-- Data lines --
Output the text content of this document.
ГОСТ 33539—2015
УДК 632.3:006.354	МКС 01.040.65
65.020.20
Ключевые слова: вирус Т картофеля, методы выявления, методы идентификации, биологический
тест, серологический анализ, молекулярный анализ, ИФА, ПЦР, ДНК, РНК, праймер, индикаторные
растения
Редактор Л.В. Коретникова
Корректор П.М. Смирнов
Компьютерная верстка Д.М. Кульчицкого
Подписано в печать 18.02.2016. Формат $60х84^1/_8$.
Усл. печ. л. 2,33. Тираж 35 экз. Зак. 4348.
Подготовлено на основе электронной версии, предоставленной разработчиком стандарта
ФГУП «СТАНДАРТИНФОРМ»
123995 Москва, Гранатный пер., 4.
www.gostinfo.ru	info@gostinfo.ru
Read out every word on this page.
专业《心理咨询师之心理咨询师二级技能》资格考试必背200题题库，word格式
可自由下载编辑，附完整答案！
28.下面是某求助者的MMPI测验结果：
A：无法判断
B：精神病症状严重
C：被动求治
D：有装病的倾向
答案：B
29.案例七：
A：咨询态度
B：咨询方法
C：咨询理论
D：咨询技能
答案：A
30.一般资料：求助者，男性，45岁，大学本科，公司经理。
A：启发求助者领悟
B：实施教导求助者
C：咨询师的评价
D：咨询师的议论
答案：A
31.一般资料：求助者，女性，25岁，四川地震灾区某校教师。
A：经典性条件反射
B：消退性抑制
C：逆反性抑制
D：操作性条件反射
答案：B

-- Directive --
Retype all of the material, keeping each line exact.

-- Answer to this exercise --
Output the text content of this document.
ГОСТ 33539—2015
УДК 632.3:006.354	МКС 01.040.65
65.020.20
Ключевые слова: вирус Т картофеля, методы выявления, методы идентификации, биологический
тест, серологический анализ, молекулярный анализ, ИФА, ПЦР, ДНК, РНК, праймер, индикаторные
растения
Редактор Л.В. Коретникова
Корректор П.М. Смирнов
Компьютерная верстка Д.М. Кульчицкого
Подписано в печать 18.02.2016. Формат $60х84^1/_8$.
Усл. печ. л. 2,33. Тираж 35 экз. Зак. 4348.
Подготовлено на основе электронной версии, предоставленной разработчиком стандарта
ФГУП «СТАНДАРТИНФОРМ»
123995 Москва, Гранатный пер., 4.
www.gostinfo.ru	info@gostinfo.ru
Read out every word on this page.
专业《心理咨询师之心理咨询师二级技能》资格考试必背200题题库，word格式
可自由下载编辑，附完整答案！
28.下面是某求助者的MMPI测验结果：
A：无法判断
B：精神病症状严重
C：被动求治
D：有装病的倾向
答案：B
29.案例七：
A：咨询态度
B：咨询方法
C：咨询理论
D：咨询技能
答案：A
30.一般资料：求助者，男性，45岁，大学本科，公司经理。
A：启发求助者领悟
B：实施教导求助者
C：咨询师的评价
D：咨询师的议论
答案：A
31.一般资料：求助者，女性，25岁，四川地震灾区某校教师。
A：经典性条件反射
B：消退性抑制
C：逆反性抑制
D：操作性条件反射
答案：B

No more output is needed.